AIM OF THE TASK
Return each line holding the string "Losses".

Dataset rows about figures:
◆ ◆ ◆ ◆ ◆ ◆ ◆
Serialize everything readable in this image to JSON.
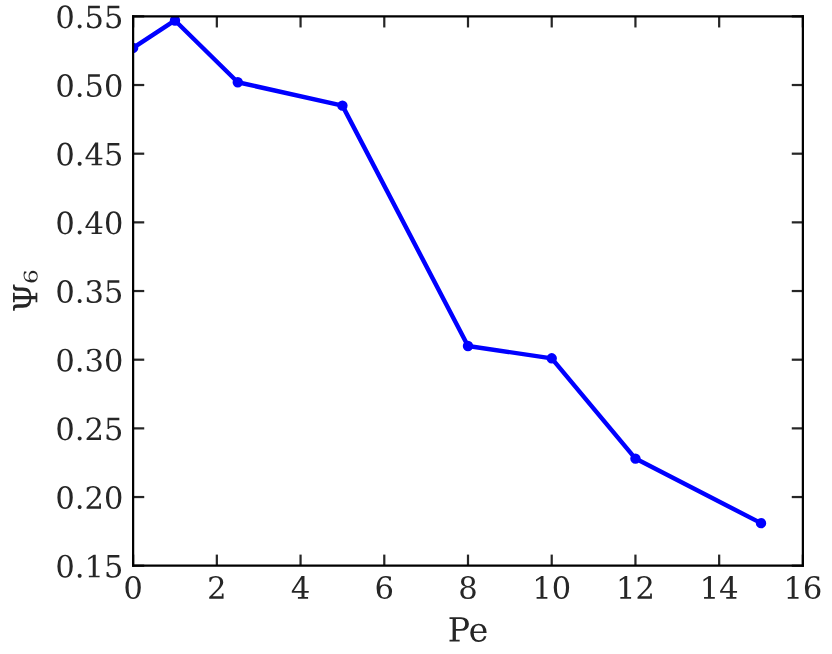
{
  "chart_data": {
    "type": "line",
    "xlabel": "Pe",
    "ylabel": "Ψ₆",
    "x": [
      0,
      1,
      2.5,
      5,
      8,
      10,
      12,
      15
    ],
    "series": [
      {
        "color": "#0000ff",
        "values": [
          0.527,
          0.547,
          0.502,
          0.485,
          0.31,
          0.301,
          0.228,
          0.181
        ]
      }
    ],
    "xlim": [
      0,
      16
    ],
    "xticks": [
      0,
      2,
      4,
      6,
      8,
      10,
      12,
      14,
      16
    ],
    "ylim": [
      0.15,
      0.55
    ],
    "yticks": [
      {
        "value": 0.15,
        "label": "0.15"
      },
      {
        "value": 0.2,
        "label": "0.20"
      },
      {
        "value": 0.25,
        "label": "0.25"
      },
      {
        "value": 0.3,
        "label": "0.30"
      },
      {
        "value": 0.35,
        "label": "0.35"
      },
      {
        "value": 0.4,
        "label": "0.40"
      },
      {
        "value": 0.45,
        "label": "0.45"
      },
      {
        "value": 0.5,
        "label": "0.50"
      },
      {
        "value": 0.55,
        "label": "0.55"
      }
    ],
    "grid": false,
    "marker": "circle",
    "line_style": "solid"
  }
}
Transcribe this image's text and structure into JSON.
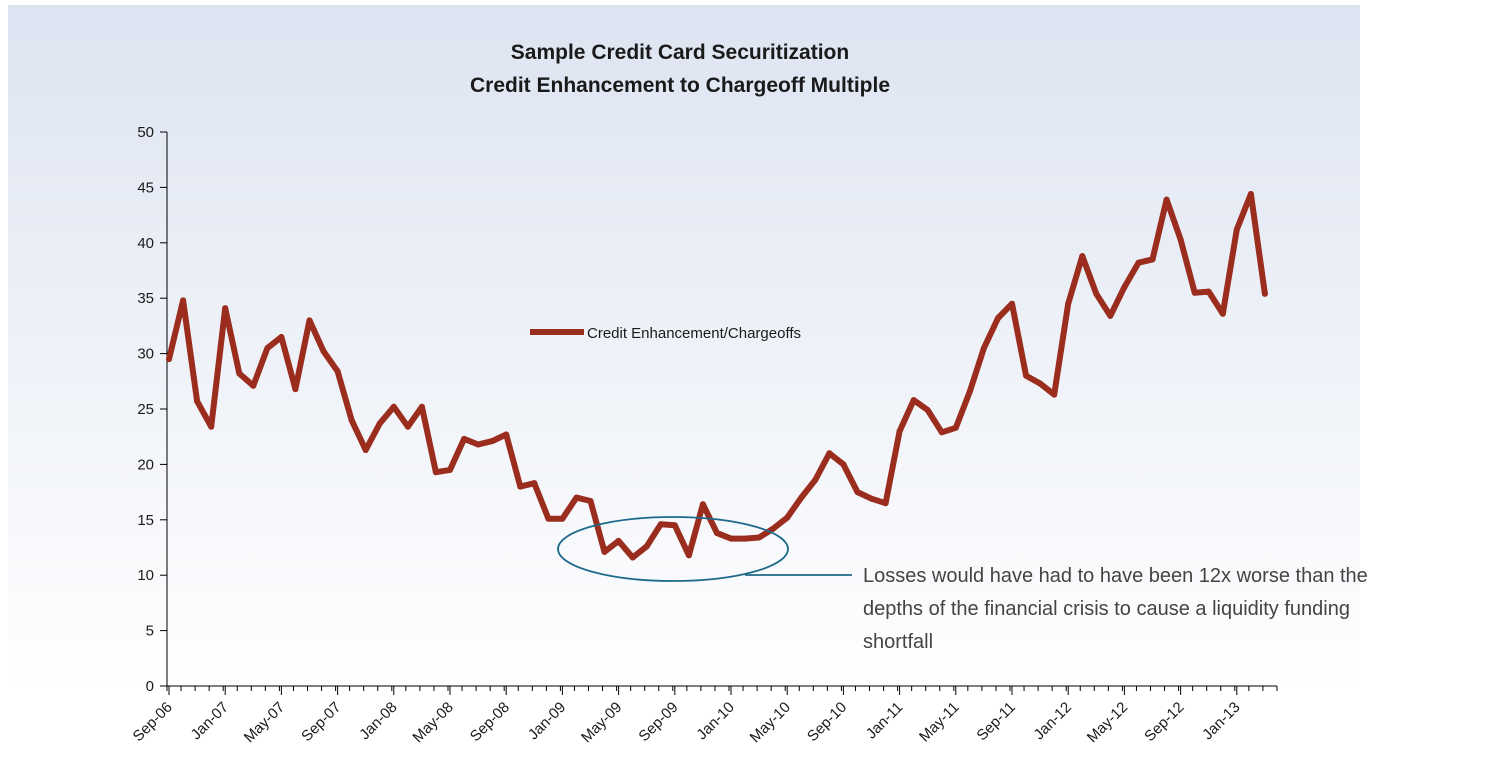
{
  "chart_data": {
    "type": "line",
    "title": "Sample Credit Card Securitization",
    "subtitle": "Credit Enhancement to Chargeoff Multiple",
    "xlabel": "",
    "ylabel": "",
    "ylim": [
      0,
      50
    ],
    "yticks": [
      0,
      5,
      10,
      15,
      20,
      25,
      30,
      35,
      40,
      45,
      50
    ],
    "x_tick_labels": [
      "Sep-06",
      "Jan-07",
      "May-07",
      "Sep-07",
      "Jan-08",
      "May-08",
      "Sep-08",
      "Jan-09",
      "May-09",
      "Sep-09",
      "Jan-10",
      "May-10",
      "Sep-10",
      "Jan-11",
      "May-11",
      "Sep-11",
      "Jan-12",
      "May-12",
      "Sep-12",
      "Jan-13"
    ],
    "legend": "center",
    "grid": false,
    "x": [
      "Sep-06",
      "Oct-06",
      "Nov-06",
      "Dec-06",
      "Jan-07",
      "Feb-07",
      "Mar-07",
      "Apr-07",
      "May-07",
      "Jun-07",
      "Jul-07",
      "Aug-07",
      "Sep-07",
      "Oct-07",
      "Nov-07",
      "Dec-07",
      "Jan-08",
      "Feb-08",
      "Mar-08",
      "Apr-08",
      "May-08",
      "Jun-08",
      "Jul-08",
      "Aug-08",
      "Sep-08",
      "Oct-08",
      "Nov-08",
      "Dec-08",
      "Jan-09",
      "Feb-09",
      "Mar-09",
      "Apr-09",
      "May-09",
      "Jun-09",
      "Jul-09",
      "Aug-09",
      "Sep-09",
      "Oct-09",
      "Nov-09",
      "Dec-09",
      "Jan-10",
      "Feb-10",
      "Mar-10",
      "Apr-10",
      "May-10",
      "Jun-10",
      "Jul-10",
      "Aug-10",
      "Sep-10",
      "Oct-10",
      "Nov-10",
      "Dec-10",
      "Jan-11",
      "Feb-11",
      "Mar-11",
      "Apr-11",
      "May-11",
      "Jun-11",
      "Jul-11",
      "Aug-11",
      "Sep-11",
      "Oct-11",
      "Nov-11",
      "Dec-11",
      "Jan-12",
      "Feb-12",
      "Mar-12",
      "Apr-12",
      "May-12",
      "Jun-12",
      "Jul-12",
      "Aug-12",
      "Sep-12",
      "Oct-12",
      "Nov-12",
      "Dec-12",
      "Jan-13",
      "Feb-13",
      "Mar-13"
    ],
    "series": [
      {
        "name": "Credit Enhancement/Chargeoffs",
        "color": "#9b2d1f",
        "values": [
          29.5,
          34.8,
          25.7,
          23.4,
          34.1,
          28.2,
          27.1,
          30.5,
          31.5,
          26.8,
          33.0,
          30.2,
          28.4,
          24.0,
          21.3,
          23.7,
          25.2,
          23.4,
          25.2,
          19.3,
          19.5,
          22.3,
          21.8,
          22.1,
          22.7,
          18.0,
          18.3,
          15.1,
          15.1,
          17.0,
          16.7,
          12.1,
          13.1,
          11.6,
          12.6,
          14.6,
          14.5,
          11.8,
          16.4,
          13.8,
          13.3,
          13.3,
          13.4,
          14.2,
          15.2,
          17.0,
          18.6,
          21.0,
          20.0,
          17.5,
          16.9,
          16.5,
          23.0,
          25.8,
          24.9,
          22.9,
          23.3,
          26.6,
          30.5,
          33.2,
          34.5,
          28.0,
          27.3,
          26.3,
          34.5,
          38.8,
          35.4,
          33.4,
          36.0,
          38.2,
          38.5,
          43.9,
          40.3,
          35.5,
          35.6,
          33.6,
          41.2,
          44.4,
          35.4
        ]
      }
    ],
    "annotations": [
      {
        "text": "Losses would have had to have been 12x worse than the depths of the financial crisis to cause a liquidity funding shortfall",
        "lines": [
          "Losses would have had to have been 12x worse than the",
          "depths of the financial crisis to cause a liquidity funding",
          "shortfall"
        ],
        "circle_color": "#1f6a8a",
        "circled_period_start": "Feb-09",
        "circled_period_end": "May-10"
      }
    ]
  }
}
◆ ◆ ◆ ◆ ◆ ◆ ◆
RESULT
        "text": "Losses would have had to have been 12x worse than the depths of the financial crisis to cause a liquidity funding shortfall",
          "Losses would have had to have been 12x worse than the",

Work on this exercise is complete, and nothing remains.